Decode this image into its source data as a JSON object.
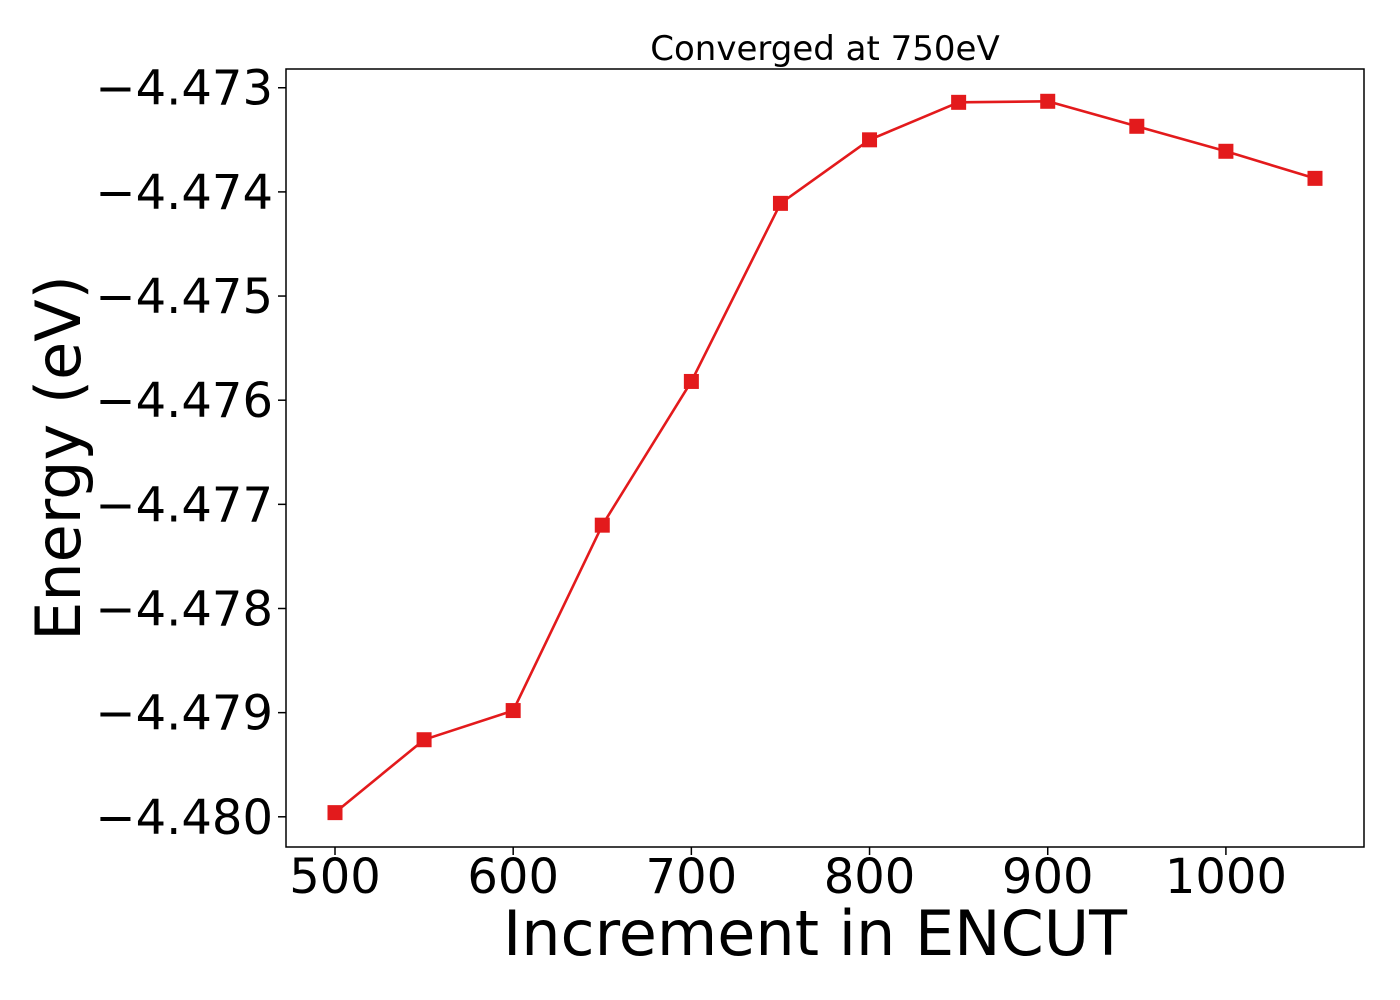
{
  "chart_data": {
    "type": "line",
    "title": "Converged at 750eV",
    "xlabel": "Increment in ENCUT",
    "ylabel": "Energy (eV)",
    "x": [
      500,
      550,
      600,
      650,
      700,
      750,
      800,
      850,
      900,
      950,
      1000,
      1050
    ],
    "series": [
      {
        "values": [
          -4.47996,
          -4.47926,
          -4.47898,
          -4.4772,
          -4.47582,
          -4.47411,
          -4.4735,
          -4.47314,
          -4.47313,
          -4.47337,
          -4.47361,
          -4.47387
        ],
        "color": "#e31a1c",
        "marker": "square"
      }
    ],
    "xticks": [
      500,
      600,
      700,
      800,
      900,
      1000
    ],
    "xtick_labels": [
      "500",
      "600",
      "700",
      "800",
      "900",
      "1000"
    ],
    "yticks": [
      -4.48,
      -4.479,
      -4.478,
      -4.477,
      -4.476,
      -4.475,
      -4.474,
      -4.473
    ],
    "ytick_labels": [
      "−4.480",
      "−4.479",
      "−4.478",
      "−4.477",
      "−4.476",
      "−4.475",
      "−4.474",
      "−4.473"
    ],
    "xlim": [
      472.5,
      1077.5
    ],
    "ylim": [
      -4.48029,
      -4.47282
    ],
    "grid": false,
    "legend": "none"
  }
}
=-=-=-=-=
- Exercise objective
Without including any picture, repeat the data exactly.

- Result
Decode this image into its source data as a JSON object.
{
  "chart_data": {
    "type": "line",
    "title": "Converged at 750eV",
    "xlabel": "Increment in ENCUT",
    "ylabel": "Energy (eV)",
    "x": [
      500,
      550,
      600,
      650,
      700,
      750,
      800,
      850,
      900,
      950,
      1000,
      1050
    ],
    "series": [
      {
        "values": [
          -4.47996,
          -4.47926,
          -4.47898,
          -4.4772,
          -4.47582,
          -4.47411,
          -4.4735,
          -4.47314,
          -4.47313,
          -4.47337,
          -4.47361,
          -4.47387
        ],
        "color": "#e31a1c",
        "marker": "square"
      }
    ],
    "xticks": [
      500,
      600,
      700,
      800,
      900,
      1000
    ],
    "xtick_labels": [
      "500",
      "600",
      "700",
      "800",
      "900",
      "1000"
    ],
    "yticks": [
      -4.48,
      -4.479,
      -4.478,
      -4.477,
      -4.476,
      -4.475,
      -4.474,
      -4.473
    ],
    "ytick_labels": [
      "−4.480",
      "−4.479",
      "−4.478",
      "−4.477",
      "−4.476",
      "−4.475",
      "−4.474",
      "−4.473"
    ],
    "xlim": [
      472.5,
      1077.5
    ],
    "ylim": [
      -4.48029,
      -4.47282
    ],
    "grid": false,
    "legend": "none"
  }
}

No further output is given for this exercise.